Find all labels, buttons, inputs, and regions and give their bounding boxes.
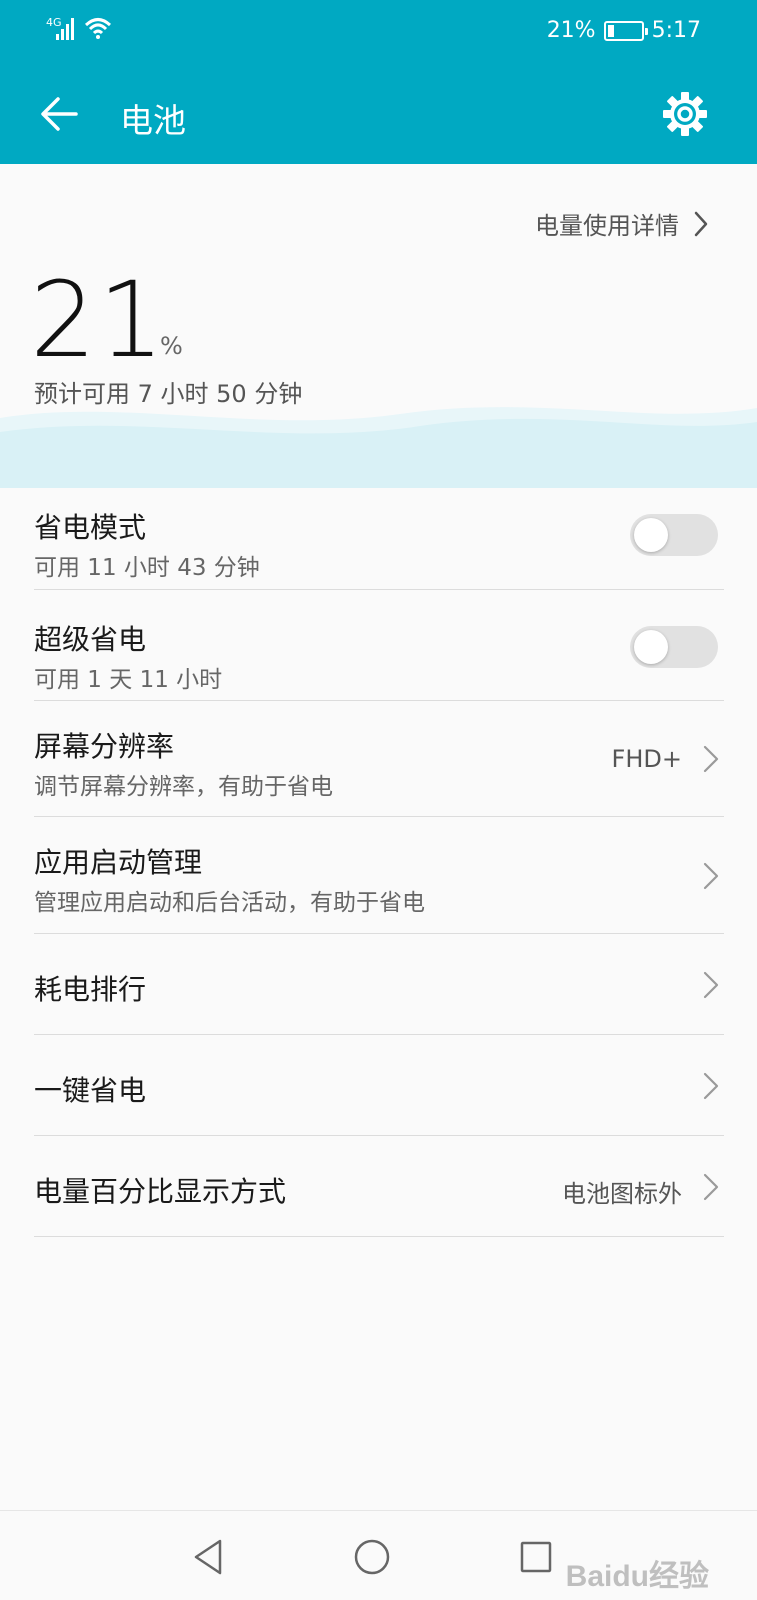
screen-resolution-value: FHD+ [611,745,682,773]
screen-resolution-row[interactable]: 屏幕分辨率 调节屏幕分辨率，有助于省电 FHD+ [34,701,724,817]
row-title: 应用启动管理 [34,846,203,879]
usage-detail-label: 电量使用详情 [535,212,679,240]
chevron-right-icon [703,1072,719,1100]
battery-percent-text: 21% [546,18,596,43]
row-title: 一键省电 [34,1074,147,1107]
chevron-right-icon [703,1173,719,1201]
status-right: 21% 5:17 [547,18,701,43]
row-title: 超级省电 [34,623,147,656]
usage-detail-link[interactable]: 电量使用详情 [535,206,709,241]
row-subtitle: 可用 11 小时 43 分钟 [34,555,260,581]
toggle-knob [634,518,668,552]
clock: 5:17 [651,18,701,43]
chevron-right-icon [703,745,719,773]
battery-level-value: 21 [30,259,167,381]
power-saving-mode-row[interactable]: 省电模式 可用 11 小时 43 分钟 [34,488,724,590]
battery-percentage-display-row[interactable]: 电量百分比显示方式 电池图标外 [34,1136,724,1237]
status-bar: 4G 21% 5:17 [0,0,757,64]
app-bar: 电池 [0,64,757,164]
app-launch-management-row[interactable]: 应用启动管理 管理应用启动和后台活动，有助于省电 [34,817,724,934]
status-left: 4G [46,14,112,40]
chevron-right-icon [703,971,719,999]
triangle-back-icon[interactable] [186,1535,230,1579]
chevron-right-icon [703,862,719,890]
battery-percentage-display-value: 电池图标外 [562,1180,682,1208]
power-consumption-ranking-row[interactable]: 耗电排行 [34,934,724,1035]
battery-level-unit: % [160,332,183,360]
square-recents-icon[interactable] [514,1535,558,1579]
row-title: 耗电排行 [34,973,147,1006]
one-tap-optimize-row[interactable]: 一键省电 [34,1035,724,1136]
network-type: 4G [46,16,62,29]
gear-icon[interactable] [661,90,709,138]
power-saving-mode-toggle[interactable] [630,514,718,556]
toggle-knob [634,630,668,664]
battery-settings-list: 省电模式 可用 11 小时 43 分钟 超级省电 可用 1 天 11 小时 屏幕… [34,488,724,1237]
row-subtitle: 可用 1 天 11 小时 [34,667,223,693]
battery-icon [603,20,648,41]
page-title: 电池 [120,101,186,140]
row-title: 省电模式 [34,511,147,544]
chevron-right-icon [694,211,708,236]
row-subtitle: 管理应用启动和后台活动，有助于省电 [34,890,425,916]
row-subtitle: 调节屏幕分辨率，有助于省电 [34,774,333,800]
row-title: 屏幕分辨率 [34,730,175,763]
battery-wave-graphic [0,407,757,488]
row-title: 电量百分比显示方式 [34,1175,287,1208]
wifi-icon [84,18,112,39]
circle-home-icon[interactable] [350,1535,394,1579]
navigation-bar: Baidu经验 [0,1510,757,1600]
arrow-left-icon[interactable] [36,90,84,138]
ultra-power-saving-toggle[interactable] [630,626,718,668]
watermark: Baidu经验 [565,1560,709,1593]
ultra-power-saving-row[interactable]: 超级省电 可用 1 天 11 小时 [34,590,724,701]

• • •

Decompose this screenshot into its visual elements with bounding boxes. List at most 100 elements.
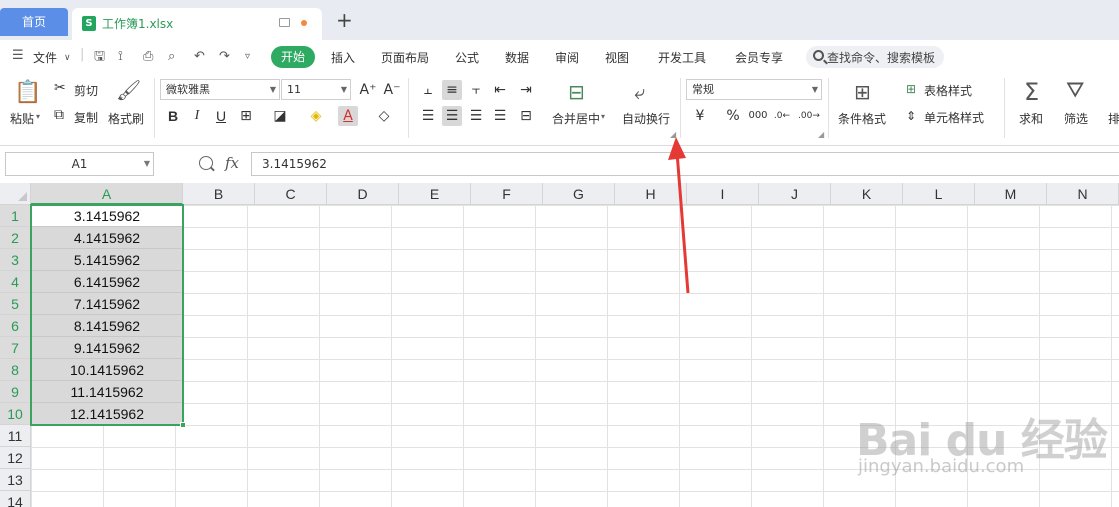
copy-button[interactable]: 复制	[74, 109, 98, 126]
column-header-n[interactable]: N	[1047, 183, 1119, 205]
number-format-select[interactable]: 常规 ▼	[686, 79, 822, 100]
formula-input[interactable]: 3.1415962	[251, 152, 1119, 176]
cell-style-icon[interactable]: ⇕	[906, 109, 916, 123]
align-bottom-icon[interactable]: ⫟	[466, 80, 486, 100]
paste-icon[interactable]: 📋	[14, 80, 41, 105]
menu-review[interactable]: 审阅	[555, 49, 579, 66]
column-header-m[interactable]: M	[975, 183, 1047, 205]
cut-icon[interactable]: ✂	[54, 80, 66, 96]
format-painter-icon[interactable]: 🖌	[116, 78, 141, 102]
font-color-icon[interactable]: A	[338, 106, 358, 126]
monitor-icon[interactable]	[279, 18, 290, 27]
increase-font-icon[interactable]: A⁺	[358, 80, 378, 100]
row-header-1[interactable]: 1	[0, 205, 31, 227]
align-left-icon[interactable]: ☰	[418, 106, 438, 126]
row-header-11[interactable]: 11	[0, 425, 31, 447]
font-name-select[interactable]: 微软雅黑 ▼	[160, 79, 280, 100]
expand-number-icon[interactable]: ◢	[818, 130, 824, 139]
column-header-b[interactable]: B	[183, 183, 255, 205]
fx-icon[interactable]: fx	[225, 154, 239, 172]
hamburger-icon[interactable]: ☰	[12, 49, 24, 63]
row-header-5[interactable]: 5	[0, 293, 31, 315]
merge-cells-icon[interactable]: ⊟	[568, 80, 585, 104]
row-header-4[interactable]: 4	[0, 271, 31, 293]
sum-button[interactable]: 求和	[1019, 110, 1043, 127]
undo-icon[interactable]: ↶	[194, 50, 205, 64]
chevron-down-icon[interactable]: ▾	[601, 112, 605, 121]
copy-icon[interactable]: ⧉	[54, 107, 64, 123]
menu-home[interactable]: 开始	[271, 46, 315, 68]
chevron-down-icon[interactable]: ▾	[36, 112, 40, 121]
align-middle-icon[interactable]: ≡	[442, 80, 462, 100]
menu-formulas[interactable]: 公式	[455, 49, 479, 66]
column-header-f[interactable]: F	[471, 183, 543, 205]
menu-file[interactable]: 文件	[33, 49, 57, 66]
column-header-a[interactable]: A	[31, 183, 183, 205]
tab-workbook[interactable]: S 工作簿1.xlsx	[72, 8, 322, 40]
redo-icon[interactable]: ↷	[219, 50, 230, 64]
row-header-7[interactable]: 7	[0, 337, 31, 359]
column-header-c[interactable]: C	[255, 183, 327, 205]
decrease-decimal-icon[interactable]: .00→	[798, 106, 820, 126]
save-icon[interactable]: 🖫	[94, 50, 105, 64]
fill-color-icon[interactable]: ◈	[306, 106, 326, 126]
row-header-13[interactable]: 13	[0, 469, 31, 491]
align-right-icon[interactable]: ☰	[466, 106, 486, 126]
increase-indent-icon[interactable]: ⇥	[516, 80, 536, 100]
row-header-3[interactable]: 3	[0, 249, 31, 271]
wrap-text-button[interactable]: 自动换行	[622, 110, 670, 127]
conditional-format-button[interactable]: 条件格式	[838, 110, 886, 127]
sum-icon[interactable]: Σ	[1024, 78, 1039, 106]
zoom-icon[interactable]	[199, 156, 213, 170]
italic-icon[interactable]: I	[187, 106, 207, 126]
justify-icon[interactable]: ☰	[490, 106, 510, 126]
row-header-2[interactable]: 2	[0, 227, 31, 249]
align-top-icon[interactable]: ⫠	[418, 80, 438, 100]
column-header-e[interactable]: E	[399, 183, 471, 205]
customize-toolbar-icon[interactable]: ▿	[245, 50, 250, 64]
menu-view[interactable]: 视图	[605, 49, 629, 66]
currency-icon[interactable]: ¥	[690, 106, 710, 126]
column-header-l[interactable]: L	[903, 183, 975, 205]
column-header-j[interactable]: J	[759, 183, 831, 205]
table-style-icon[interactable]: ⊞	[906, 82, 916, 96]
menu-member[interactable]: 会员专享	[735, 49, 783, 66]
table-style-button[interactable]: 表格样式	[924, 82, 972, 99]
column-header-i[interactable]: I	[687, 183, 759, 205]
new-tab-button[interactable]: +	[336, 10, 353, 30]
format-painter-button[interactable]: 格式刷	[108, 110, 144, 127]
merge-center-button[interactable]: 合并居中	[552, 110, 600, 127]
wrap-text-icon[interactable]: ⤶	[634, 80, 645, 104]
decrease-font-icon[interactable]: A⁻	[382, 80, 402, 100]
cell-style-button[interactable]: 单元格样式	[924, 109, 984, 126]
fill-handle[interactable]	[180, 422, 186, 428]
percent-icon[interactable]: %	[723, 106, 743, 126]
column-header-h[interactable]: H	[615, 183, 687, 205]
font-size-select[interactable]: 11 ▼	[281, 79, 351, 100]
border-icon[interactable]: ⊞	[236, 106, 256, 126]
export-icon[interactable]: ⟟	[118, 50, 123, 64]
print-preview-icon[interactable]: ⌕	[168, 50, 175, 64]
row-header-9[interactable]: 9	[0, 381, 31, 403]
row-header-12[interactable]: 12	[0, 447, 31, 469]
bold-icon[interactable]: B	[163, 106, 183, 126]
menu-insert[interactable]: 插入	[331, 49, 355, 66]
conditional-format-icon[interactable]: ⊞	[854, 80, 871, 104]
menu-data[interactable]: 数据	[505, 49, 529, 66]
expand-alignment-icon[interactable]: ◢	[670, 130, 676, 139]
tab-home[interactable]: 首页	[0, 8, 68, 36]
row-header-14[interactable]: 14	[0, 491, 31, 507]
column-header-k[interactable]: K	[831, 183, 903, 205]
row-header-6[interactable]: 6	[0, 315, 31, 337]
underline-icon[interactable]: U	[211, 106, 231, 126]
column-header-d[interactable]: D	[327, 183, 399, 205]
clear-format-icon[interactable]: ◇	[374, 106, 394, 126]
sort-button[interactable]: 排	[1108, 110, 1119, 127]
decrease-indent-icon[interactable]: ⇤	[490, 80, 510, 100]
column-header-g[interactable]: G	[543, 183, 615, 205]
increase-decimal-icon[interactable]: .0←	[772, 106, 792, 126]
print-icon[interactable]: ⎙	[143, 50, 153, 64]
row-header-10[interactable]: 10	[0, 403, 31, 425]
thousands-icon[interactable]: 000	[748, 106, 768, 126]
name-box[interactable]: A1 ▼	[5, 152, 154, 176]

• • •

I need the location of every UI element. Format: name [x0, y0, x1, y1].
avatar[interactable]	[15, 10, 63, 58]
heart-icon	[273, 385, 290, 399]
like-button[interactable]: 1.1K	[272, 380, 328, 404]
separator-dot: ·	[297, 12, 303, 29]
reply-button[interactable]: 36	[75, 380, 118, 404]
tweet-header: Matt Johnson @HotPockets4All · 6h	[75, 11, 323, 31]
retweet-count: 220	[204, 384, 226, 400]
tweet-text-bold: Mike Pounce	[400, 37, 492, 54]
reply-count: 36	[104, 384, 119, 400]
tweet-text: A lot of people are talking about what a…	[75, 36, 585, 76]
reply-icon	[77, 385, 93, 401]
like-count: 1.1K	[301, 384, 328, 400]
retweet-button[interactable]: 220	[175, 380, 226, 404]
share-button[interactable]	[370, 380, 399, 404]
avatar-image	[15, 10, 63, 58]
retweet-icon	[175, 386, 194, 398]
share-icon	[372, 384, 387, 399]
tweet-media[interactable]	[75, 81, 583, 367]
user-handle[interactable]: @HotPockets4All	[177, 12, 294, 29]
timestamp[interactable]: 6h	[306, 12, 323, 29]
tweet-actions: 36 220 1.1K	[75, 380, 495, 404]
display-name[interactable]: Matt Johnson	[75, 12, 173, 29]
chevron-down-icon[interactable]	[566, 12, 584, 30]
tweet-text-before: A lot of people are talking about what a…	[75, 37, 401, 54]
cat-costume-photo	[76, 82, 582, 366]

• • •

To be done -> Edit the stretch from the line containing "I need the location" through the line containing "384, 226, 400]": replace "separator-dot" with "separator-bullet" and leave everything else unchanged. Return only those lines.

Exercise answer ->
I need the location of every UI element. Format: name [x0, y0, x1, y1].
avatar[interactable]	[15, 10, 63, 58]
heart-icon	[273, 385, 290, 399]
like-button[interactable]: 1.1K	[272, 380, 328, 404]
separator-bullet: ·	[297, 12, 303, 29]
reply-button[interactable]: 36	[75, 380, 118, 404]
tweet-header: Matt Johnson @HotPockets4All · 6h	[75, 11, 323, 31]
retweet-count: 220	[204, 384, 226, 400]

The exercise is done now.